Figure contents as structured data:
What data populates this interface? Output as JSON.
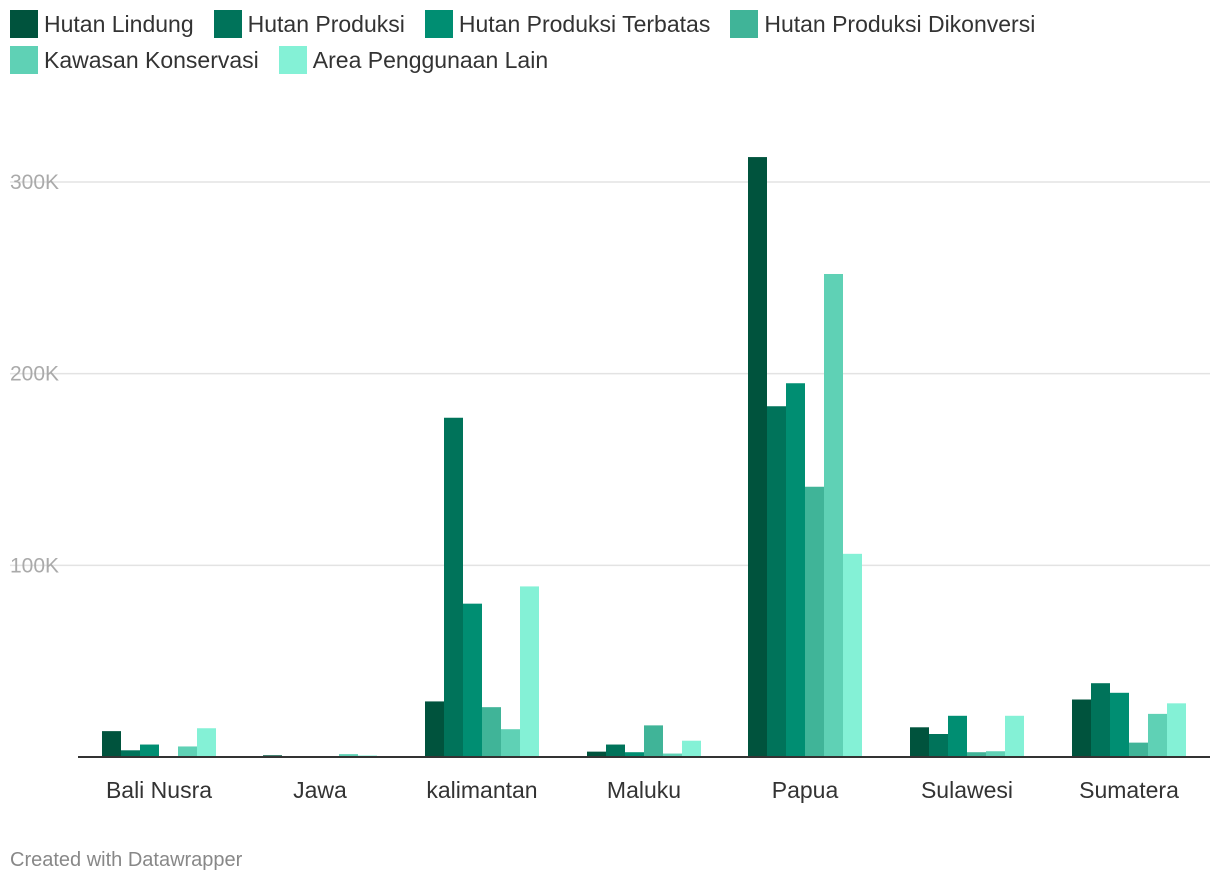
{
  "chart_data": {
    "type": "bar",
    "title": "",
    "xlabel": "",
    "ylabel": "",
    "ylim": [
      0,
      310000
    ],
    "yticks": [
      {
        "value": 100000,
        "label": "100K"
      },
      {
        "value": 200000,
        "label": "200K"
      },
      {
        "value": 300000,
        "label": "300K"
      }
    ],
    "grid": true,
    "legend_position": "top",
    "categories": [
      "Bali Nusra",
      "Jawa",
      "kalimantan",
      "Maluku",
      "Papua",
      "Sulawesi",
      "Sumatera"
    ],
    "series": [
      {
        "name": "Hutan Lindung",
        "color": "#00533d",
        "values": [
          13500,
          900,
          29000,
          2800,
          313000,
          15500,
          30000
        ]
      },
      {
        "name": "Hutan Produksi",
        "color": "#00735a",
        "values": [
          3500,
          0,
          177000,
          6500,
          183000,
          12000,
          38500
        ]
      },
      {
        "name": "Hutan Produksi Terbatas",
        "color": "#008e72",
        "values": [
          6500,
          0,
          80000,
          2500,
          195000,
          21500,
          33500
        ]
      },
      {
        "name": "Hutan Produksi Dikonversi",
        "color": "#40b498",
        "values": [
          0,
          0,
          26000,
          16500,
          141000,
          2500,
          7500
        ]
      },
      {
        "name": "Kawasan Konservasi",
        "color": "#5fd1b5",
        "values": [
          5500,
          1500,
          14500,
          1800,
          252000,
          3000,
          22500
        ]
      },
      {
        "name": "Area Penggunaan Lain",
        "color": "#84f1d6",
        "values": [
          15000,
          800,
          89000,
          8500,
          106000,
          21500,
          28000
        ]
      }
    ]
  },
  "footer": {
    "credit": "Created with Datawrapper"
  }
}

Required task:
Write out all the entries again, word for word, and print no images.

Answer to the exercise:
What data populates this interface? Output as JSON.
{
  "chart_data": {
    "type": "bar",
    "title": "",
    "xlabel": "",
    "ylabel": "",
    "ylim": [
      0,
      310000
    ],
    "yticks": [
      {
        "value": 100000,
        "label": "100K"
      },
      {
        "value": 200000,
        "label": "200K"
      },
      {
        "value": 300000,
        "label": "300K"
      }
    ],
    "grid": true,
    "legend_position": "top",
    "categories": [
      "Bali Nusra",
      "Jawa",
      "kalimantan",
      "Maluku",
      "Papua",
      "Sulawesi",
      "Sumatera"
    ],
    "series": [
      {
        "name": "Hutan Lindung",
        "color": "#00533d",
        "values": [
          13500,
          900,
          29000,
          2800,
          313000,
          15500,
          30000
        ]
      },
      {
        "name": "Hutan Produksi",
        "color": "#00735a",
        "values": [
          3500,
          0,
          177000,
          6500,
          183000,
          12000,
          38500
        ]
      },
      {
        "name": "Hutan Produksi Terbatas",
        "color": "#008e72",
        "values": [
          6500,
          0,
          80000,
          2500,
          195000,
          21500,
          33500
        ]
      },
      {
        "name": "Hutan Produksi Dikonversi",
        "color": "#40b498",
        "values": [
          0,
          0,
          26000,
          16500,
          141000,
          2500,
          7500
        ]
      },
      {
        "name": "Kawasan Konservasi",
        "color": "#5fd1b5",
        "values": [
          5500,
          1500,
          14500,
          1800,
          252000,
          3000,
          22500
        ]
      },
      {
        "name": "Area Penggunaan Lain",
        "color": "#84f1d6",
        "values": [
          15000,
          800,
          89000,
          8500,
          106000,
          21500,
          28000
        ]
      }
    ]
  },
  "footer": {
    "credit": "Created with Datawrapper"
  }
}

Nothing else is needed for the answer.